→ Task goal
Copy out the data below word for word, leaving out the pictures.

• • • • •

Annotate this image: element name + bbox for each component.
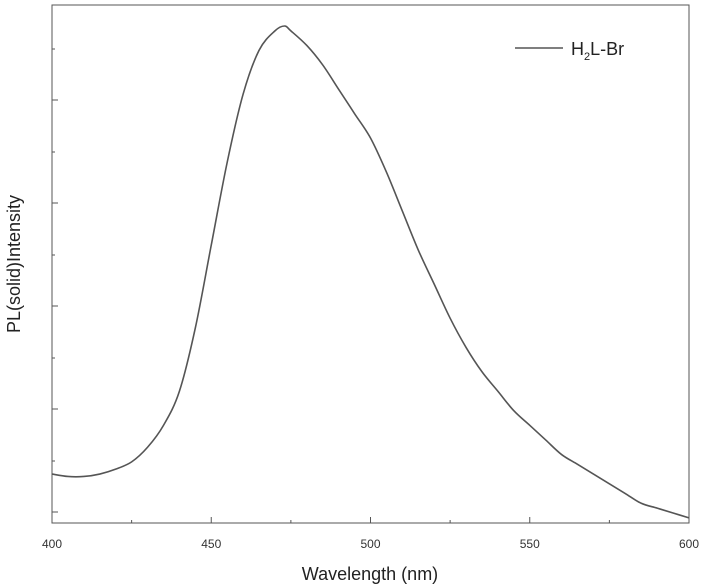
- plot-frame: [52, 5, 689, 523]
- x-tick-label: 550: [520, 537, 540, 551]
- x-axis-ticks: [52, 517, 689, 523]
- x-axis-tick-labels: 400 450 500 550 600: [42, 537, 699, 551]
- x-axis-title: Wavelength (nm): [302, 564, 438, 584]
- x-tick-label: 600: [679, 537, 699, 551]
- legend: H2L-Br: [515, 39, 624, 63]
- y-axis-title: PL(solid)Intensity: [4, 195, 24, 333]
- y-axis-ticks: [52, 49, 58, 512]
- x-tick-label: 400: [42, 537, 62, 551]
- legend-label: H2L-Br: [571, 39, 624, 63]
- x-tick-label: 500: [360, 537, 380, 551]
- x-tick-label: 450: [201, 537, 221, 551]
- series-line-h2l-br: [52, 26, 689, 518]
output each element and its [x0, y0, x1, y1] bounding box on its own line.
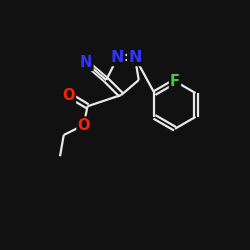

• • • • •

→ Reply
Annotate this image: element name + bbox for each component.
- plot-frame: [52, 5, 689, 523]
- x-tick-label: 550: [520, 537, 540, 551]
- x-axis-ticks: [52, 517, 689, 523]
- x-axis-tick-labels: 400 450 500 550 600: [42, 537, 699, 551]
- x-axis-title: Wavelength (nm): [302, 564, 438, 584]
- x-tick-label: 600: [679, 537, 699, 551]
- legend: H2L-Br: [515, 39, 624, 63]
- y-axis-title: PL(solid)Intensity: [4, 195, 24, 333]
- y-axis-ticks: [52, 49, 58, 512]
- x-tick-label: 400: [42, 537, 62, 551]
- legend-label: H2L-Br: [571, 39, 624, 63]
- x-tick-label: 500: [360, 537, 380, 551]
- x-tick-label: 450: [201, 537, 221, 551]
- series-line-h2l-br: [52, 26, 689, 518]
output each element and its [x0, y0, x1, y1] bounding box on its own line.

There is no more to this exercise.